§ EXERCISE REQUIREMENTS
Leave out all pictures and retype exactly the lines from the one with "Read this page and output its text content." through the last line of the material.
◆ ◆ ◆ ◆ ◆ ◆ ◆
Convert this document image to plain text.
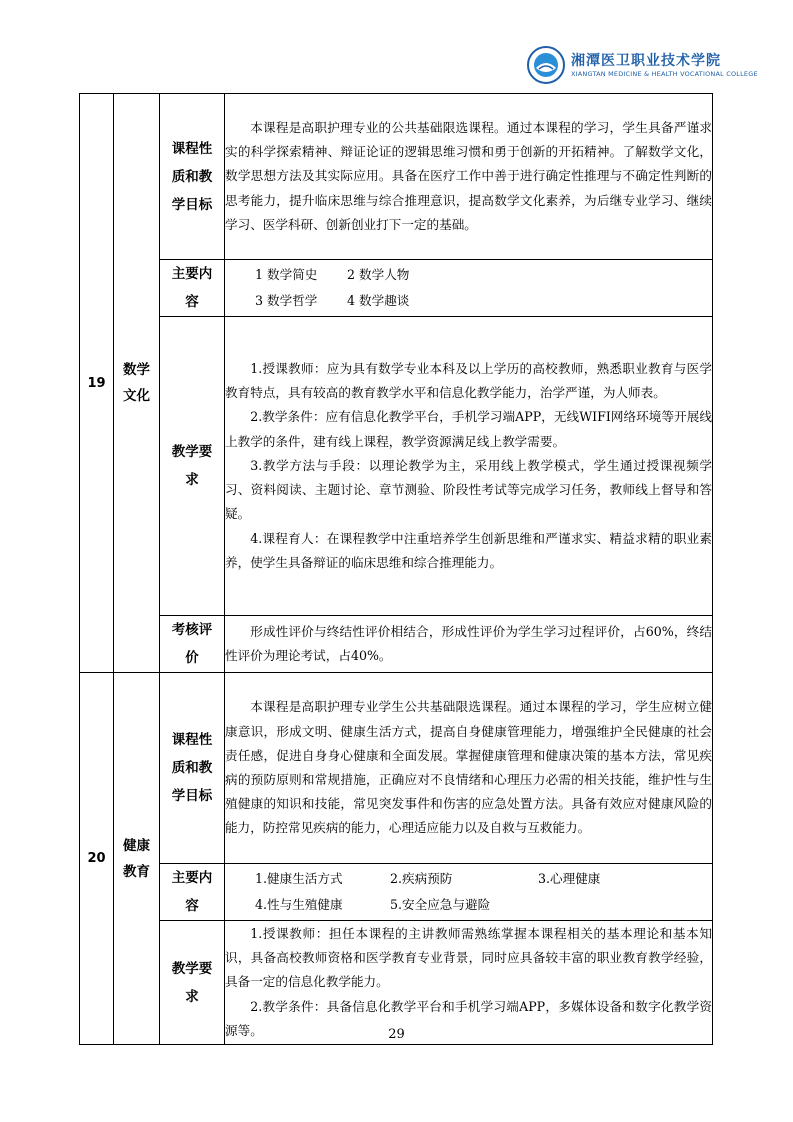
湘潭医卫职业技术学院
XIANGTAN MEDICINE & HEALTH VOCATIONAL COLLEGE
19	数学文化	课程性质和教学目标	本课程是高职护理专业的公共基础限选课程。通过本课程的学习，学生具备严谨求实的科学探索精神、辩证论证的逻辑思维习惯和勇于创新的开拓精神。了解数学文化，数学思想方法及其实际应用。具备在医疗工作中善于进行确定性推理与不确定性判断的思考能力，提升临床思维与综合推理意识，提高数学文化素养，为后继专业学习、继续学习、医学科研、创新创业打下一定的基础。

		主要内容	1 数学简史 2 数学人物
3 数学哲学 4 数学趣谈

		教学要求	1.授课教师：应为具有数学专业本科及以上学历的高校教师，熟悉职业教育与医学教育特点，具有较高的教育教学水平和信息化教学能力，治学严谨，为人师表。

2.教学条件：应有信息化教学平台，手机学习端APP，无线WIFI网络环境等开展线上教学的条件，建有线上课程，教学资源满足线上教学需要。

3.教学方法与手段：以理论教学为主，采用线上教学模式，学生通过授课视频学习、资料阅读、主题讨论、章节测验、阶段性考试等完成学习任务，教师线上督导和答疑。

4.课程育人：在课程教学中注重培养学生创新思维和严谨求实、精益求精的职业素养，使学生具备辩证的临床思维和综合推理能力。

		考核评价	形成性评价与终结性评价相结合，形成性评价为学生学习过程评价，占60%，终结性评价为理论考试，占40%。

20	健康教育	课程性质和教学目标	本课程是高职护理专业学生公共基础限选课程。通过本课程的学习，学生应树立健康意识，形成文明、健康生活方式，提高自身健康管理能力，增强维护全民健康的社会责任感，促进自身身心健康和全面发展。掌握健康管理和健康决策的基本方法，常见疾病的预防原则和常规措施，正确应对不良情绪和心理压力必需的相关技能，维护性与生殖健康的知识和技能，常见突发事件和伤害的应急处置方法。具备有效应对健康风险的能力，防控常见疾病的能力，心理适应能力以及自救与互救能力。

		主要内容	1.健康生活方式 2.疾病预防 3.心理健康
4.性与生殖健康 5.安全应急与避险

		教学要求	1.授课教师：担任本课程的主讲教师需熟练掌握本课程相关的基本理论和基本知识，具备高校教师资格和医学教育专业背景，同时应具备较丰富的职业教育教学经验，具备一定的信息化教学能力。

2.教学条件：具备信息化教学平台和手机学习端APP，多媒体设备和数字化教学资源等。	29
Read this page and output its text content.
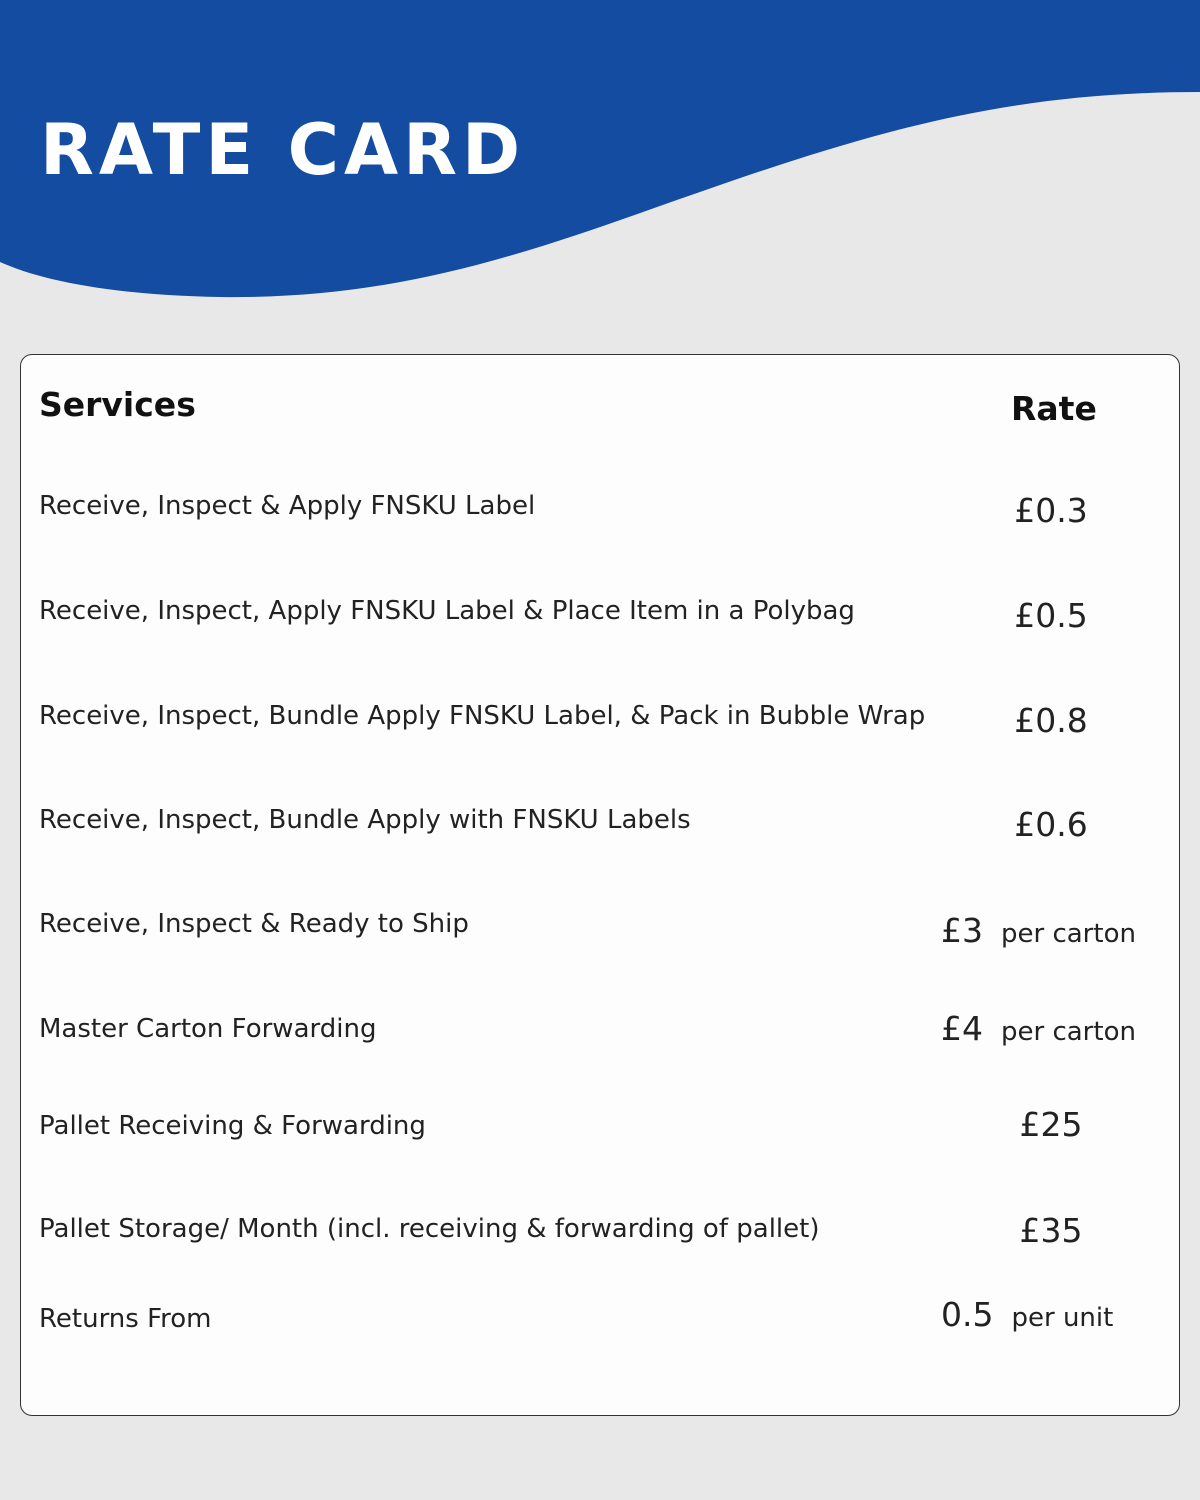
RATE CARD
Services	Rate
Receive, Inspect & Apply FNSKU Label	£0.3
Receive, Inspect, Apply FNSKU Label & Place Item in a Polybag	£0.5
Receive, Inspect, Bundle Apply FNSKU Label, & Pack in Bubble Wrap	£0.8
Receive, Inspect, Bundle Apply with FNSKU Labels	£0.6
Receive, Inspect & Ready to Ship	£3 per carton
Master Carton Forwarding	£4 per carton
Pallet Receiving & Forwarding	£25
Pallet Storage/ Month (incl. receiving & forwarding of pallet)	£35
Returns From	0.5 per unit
◆ ◆ ◆ ◆ ◆ ◆ ◆
§ TASK RESULT
Read this page and output its text content.
RATE CARD
Services	Rate
Receive, Inspect & Apply FNSKU Label	£0.3
Receive, Inspect, Apply FNSKU Label & Place Item in a Polybag	£0.5
Receive, Inspect, Bundle Apply FNSKU Label, & Pack in Bubble Wrap	£0.8
Receive, Inspect, Bundle Apply with FNSKU Labels	£0.6
Receive, Inspect & Ready to Ship	£3 per carton
Master Carton Forwarding	£4 per carton
Pallet Receiving & Forwarding	£25
Pallet Storage/ Month (incl. receiving & forwarding of pallet)	£35
Returns From	0.5 per unit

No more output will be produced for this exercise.